» INPUT MATERIAL:
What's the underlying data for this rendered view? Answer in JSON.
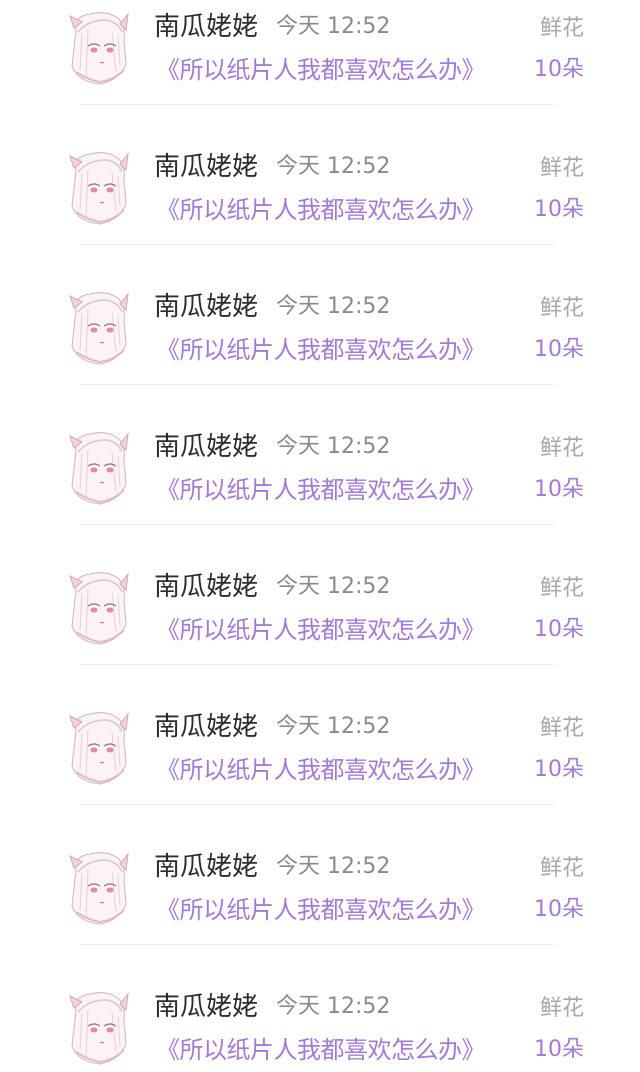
{
  "colors": {
    "name": "#2c2c2c",
    "time": "#8a8a8a",
    "accent": "#a57ad6",
    "gift_type": "#a8a8a8",
    "divider": "#f0eef2"
  },
  "icons": {
    "avatar": "anime-avatar-icon"
  },
  "records": [
    {
      "user": "南瓜姥姥",
      "time": "今天 12:52",
      "book": "《所以纸片人我都喜欢怎么办》",
      "gift_type": "鲜花",
      "gift_count": "10朵"
    },
    {
      "user": "南瓜姥姥",
      "time": "今天 12:52",
      "book": "《所以纸片人我都喜欢怎么办》",
      "gift_type": "鲜花",
      "gift_count": "10朵"
    },
    {
      "user": "南瓜姥姥",
      "time": "今天 12:52",
      "book": "《所以纸片人我都喜欢怎么办》",
      "gift_type": "鲜花",
      "gift_count": "10朵"
    },
    {
      "user": "南瓜姥姥",
      "time": "今天 12:52",
      "book": "《所以纸片人我都喜欢怎么办》",
      "gift_type": "鲜花",
      "gift_count": "10朵"
    },
    {
      "user": "南瓜姥姥",
      "time": "今天 12:52",
      "book": "《所以纸片人我都喜欢怎么办》",
      "gift_type": "鲜花",
      "gift_count": "10朵"
    },
    {
      "user": "南瓜姥姥",
      "time": "今天 12:52",
      "book": "《所以纸片人我都喜欢怎么办》",
      "gift_type": "鲜花",
      "gift_count": "10朵"
    },
    {
      "user": "南瓜姥姥",
      "time": "今天 12:52",
      "book": "《所以纸片人我都喜欢怎么办》",
      "gift_type": "鲜花",
      "gift_count": "10朵"
    },
    {
      "user": "南瓜姥姥",
      "time": "今天 12:52",
      "book": "《所以纸片人我都喜欢怎么办》",
      "gift_type": "鲜花",
      "gift_count": "10朵"
    }
  ]
}
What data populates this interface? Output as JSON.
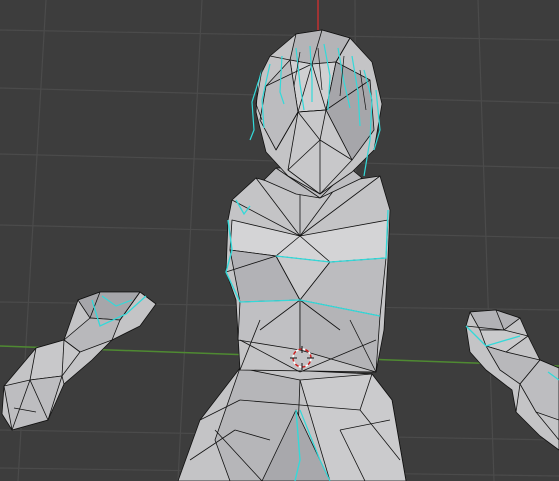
{
  "viewport": {
    "background": "#3d3d3d",
    "grid_color": "#4b4b4b",
    "x_axis_color": "#4f8a32",
    "z_axis_color": "#c23232",
    "mesh_fill": "#c4c4c6",
    "mesh_shadow": "#9e9ea2",
    "mesh_highlight": "#d8d8da",
    "wire_color": "#111111",
    "selection_color": "#33d9d9",
    "cursor_color": "#cc2222"
  }
}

» THE PROBLEM: Filter the listing above for the string "data" and copy every matching line.

» EXERCISE SOLUTION:
What's the underlying data for this rendered view? Answer in JSON.
What data populates this interface? Output as JSON.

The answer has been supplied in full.